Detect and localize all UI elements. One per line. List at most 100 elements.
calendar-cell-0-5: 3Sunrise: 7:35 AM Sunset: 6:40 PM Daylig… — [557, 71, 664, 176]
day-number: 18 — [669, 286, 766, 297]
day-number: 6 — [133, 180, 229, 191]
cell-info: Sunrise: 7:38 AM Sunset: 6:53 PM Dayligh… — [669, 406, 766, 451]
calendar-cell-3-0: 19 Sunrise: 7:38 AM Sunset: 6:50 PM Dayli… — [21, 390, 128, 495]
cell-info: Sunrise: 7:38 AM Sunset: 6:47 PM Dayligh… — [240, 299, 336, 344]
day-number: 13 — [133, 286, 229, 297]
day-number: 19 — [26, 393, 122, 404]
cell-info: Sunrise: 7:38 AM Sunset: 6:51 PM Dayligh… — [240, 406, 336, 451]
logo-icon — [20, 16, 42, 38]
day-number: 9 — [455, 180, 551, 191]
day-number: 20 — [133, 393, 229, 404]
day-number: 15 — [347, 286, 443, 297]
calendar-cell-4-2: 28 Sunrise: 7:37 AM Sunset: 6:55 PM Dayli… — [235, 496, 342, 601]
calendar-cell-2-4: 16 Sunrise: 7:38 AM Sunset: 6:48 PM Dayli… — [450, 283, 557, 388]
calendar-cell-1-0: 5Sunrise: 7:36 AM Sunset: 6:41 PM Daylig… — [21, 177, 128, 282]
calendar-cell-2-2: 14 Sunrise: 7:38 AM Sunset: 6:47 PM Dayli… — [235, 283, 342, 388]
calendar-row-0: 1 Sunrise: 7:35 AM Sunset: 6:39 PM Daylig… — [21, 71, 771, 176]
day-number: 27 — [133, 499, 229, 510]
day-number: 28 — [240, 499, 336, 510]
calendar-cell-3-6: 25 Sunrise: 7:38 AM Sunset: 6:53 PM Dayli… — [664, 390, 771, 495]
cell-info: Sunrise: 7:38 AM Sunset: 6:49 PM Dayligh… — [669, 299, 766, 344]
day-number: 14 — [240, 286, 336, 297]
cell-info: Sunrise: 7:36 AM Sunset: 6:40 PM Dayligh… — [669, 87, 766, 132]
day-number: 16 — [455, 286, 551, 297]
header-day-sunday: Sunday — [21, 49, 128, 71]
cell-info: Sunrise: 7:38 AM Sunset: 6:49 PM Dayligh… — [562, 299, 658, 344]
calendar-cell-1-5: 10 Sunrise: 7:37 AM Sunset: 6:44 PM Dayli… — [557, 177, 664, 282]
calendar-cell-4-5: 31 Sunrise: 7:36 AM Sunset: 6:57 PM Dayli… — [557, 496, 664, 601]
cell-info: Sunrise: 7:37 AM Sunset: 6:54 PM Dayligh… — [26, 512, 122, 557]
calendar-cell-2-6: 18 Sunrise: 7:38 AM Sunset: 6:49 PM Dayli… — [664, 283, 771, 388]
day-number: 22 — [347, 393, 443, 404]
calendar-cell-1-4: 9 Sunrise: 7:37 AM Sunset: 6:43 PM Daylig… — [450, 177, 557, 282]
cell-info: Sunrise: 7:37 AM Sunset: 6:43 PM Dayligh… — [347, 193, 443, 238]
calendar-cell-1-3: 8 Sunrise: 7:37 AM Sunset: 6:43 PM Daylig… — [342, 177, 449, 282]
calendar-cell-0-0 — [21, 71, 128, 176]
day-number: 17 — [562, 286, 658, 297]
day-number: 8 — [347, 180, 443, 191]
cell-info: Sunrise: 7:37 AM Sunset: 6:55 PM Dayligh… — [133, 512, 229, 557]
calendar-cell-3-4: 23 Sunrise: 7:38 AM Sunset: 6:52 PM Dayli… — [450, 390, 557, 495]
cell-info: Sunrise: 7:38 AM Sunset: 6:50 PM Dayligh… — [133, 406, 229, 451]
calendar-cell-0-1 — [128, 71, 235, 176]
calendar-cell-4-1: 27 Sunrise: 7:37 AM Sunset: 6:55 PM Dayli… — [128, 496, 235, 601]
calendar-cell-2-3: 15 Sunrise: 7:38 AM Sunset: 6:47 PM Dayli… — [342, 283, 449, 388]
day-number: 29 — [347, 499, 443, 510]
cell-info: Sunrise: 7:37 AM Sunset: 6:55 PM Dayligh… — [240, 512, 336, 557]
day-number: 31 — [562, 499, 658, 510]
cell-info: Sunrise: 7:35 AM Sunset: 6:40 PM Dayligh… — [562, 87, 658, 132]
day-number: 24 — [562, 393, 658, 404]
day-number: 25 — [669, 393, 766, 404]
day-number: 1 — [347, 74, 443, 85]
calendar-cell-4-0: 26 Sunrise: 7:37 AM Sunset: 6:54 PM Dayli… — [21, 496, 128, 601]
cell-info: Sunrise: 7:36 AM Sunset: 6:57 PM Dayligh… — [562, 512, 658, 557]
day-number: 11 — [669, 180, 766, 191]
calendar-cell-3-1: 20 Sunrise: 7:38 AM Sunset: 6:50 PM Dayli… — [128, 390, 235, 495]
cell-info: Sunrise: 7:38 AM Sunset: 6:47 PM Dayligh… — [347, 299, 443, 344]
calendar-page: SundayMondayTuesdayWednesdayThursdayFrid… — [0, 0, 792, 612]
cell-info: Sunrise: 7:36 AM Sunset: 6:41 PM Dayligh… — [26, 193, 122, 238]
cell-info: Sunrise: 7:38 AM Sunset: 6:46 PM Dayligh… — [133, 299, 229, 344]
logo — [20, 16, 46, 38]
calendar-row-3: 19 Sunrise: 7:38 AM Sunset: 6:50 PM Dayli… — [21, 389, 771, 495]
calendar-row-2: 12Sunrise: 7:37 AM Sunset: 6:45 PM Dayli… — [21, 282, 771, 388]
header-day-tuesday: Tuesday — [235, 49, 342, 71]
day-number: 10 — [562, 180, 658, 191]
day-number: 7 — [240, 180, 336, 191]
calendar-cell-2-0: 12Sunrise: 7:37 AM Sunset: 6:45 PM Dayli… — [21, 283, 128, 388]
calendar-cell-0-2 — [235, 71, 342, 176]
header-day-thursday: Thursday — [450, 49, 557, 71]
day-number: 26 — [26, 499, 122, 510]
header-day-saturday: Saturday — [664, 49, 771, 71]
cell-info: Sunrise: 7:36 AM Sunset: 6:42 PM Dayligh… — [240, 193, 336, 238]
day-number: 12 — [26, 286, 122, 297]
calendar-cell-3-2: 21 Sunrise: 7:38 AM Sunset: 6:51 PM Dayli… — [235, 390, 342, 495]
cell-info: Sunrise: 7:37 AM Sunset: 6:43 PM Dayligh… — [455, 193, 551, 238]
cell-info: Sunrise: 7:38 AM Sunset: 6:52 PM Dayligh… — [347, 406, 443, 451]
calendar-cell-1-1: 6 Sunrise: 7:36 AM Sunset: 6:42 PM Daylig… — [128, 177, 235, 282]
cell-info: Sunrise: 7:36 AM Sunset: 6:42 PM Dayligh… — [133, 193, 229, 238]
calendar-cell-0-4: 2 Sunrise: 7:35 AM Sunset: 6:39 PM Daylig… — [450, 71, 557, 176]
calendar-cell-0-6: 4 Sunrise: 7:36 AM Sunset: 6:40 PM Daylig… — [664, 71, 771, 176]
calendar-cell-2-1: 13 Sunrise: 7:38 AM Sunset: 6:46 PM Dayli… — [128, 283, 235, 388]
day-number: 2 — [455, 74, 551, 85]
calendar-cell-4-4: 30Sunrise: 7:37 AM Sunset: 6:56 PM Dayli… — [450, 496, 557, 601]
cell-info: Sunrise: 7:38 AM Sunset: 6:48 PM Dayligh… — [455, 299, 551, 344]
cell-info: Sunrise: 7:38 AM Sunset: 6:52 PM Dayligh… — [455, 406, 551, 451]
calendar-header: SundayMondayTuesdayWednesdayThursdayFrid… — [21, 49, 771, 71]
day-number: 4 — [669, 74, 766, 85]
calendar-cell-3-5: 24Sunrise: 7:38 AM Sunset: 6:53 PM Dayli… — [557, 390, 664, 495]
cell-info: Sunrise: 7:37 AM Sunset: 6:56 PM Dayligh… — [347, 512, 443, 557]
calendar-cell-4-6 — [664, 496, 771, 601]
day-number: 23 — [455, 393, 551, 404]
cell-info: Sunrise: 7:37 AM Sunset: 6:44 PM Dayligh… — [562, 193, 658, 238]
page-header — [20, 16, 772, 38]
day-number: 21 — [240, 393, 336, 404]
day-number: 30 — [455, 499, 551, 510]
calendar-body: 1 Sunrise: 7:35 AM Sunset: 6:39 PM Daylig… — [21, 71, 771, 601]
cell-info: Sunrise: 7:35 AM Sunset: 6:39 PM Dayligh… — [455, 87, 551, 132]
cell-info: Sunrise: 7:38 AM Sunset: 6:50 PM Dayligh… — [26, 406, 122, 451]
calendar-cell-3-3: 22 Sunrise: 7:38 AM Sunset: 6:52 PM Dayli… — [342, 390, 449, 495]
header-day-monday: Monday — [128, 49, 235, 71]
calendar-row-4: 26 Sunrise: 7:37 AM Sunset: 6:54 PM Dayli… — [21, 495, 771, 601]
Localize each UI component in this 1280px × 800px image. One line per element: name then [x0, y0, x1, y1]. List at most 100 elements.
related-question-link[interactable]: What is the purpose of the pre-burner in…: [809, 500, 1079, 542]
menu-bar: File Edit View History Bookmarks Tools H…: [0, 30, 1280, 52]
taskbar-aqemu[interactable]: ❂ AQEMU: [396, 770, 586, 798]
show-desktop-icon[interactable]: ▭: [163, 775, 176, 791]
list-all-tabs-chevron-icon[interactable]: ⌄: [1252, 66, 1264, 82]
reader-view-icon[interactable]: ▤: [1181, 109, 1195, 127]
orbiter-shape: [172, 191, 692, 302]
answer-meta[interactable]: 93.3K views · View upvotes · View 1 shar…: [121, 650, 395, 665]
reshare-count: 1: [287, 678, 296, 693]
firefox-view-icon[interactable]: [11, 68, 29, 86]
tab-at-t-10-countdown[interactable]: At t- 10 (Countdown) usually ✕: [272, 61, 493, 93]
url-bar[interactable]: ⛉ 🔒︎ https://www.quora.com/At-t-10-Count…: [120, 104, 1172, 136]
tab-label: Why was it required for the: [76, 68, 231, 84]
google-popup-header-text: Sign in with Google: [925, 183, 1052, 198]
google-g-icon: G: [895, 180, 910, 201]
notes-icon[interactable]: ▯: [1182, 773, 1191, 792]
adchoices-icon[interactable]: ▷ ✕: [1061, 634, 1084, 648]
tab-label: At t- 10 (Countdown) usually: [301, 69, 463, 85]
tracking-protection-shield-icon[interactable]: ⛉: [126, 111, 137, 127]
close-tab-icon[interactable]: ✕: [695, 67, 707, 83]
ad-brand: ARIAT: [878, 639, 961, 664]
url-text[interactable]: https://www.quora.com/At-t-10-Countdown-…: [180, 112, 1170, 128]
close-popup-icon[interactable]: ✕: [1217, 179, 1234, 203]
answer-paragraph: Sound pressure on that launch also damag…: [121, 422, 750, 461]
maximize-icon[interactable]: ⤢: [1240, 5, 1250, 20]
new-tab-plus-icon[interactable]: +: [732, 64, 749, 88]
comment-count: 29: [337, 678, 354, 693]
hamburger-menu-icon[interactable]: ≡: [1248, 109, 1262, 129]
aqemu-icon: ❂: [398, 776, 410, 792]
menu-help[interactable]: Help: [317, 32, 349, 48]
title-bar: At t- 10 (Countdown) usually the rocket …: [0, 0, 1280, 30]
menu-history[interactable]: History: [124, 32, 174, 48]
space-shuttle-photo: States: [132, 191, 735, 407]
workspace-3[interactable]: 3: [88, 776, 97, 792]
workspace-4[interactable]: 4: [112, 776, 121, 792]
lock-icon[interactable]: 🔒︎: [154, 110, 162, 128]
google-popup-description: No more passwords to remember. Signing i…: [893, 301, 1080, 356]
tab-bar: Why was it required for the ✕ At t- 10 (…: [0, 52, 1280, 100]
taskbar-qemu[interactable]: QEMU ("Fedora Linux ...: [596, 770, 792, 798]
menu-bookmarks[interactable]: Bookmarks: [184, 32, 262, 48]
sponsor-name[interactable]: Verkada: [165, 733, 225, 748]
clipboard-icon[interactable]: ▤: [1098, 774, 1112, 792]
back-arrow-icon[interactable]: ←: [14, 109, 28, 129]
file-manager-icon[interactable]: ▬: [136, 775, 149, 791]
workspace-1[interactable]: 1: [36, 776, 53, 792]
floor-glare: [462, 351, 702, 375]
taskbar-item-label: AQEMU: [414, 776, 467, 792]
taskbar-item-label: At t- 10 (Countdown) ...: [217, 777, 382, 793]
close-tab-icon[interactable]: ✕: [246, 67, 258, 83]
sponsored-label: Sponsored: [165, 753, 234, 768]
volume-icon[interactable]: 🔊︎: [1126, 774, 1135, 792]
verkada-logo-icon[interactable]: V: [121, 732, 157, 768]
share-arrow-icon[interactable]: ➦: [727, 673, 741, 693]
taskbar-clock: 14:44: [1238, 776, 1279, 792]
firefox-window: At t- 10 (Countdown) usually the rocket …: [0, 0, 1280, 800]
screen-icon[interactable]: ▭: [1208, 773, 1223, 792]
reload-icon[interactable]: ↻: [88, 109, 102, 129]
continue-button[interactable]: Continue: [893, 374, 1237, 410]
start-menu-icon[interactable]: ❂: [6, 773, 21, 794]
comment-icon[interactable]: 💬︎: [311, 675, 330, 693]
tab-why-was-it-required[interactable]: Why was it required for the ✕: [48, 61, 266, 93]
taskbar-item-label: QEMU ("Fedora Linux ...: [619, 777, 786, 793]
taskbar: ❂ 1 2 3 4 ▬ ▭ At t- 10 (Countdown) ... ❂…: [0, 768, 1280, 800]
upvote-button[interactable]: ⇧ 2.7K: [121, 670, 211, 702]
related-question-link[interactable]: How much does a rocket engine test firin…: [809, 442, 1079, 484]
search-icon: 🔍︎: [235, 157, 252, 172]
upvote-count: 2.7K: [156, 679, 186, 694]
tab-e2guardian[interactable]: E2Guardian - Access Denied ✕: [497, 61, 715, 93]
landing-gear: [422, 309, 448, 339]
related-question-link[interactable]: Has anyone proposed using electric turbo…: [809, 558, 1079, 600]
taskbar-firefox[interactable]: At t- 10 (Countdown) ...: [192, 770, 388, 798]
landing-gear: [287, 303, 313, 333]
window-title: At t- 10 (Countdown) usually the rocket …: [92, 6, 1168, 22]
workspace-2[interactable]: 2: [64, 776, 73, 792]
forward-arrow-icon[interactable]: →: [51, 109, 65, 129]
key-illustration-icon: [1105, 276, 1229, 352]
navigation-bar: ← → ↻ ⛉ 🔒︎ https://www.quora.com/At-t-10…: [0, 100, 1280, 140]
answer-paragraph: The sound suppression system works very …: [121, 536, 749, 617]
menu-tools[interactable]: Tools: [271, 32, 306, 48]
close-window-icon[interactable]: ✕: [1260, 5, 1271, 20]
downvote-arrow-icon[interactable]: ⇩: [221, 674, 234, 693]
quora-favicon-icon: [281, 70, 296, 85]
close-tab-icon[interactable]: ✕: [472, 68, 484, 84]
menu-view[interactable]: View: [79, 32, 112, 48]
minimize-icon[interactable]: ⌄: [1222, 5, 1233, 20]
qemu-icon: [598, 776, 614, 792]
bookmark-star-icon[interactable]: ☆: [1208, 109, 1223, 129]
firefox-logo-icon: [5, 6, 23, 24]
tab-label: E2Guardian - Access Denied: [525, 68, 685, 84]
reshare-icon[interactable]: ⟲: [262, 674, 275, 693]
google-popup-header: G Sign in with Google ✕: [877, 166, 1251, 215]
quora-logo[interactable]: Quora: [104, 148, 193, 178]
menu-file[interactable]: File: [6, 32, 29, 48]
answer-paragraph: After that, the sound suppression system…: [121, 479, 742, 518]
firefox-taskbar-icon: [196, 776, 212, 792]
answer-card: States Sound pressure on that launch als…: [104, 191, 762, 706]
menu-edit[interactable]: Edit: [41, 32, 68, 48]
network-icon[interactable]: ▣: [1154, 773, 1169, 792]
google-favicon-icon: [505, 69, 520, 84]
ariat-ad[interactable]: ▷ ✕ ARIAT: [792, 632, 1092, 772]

# # #

Repeat the records from the first line through the line containing "day-number: 15 — [347, 286, 443, 297]", substituting "brand-icon" for "logo-icon" and leaving everything else unchanged.

-- WRITTEN SOLUTION --
Detect and localize all UI elements. One per line. List at most 100 elements.
calendar-cell-0-5: 3Sunrise: 7:35 AM Sunset: 6:40 PM Daylig… — [557, 71, 664, 176]
day-number: 18 — [669, 286, 766, 297]
day-number: 6 — [133, 180, 229, 191]
cell-info: Sunrise: 7:38 AM Sunset: 6:53 PM Dayligh… — [669, 406, 766, 451]
calendar-cell-3-0: 19 Sunrise: 7:38 AM Sunset: 6:50 PM Dayli… — [21, 390, 128, 495]
cell-info: Sunrise: 7:38 AM Sunset: 6:47 PM Dayligh… — [240, 299, 336, 344]
day-number: 13 — [133, 286, 229, 297]
day-number: 19 — [26, 393, 122, 404]
cell-info: Sunrise: 7:38 AM Sunset: 6:51 PM Dayligh… — [240, 406, 336, 451]
brand-icon — [20, 16, 42, 38]
day-number: 9 — [455, 180, 551, 191]
day-number: 20 — [133, 393, 229, 404]
day-number: 15 — [347, 286, 443, 297]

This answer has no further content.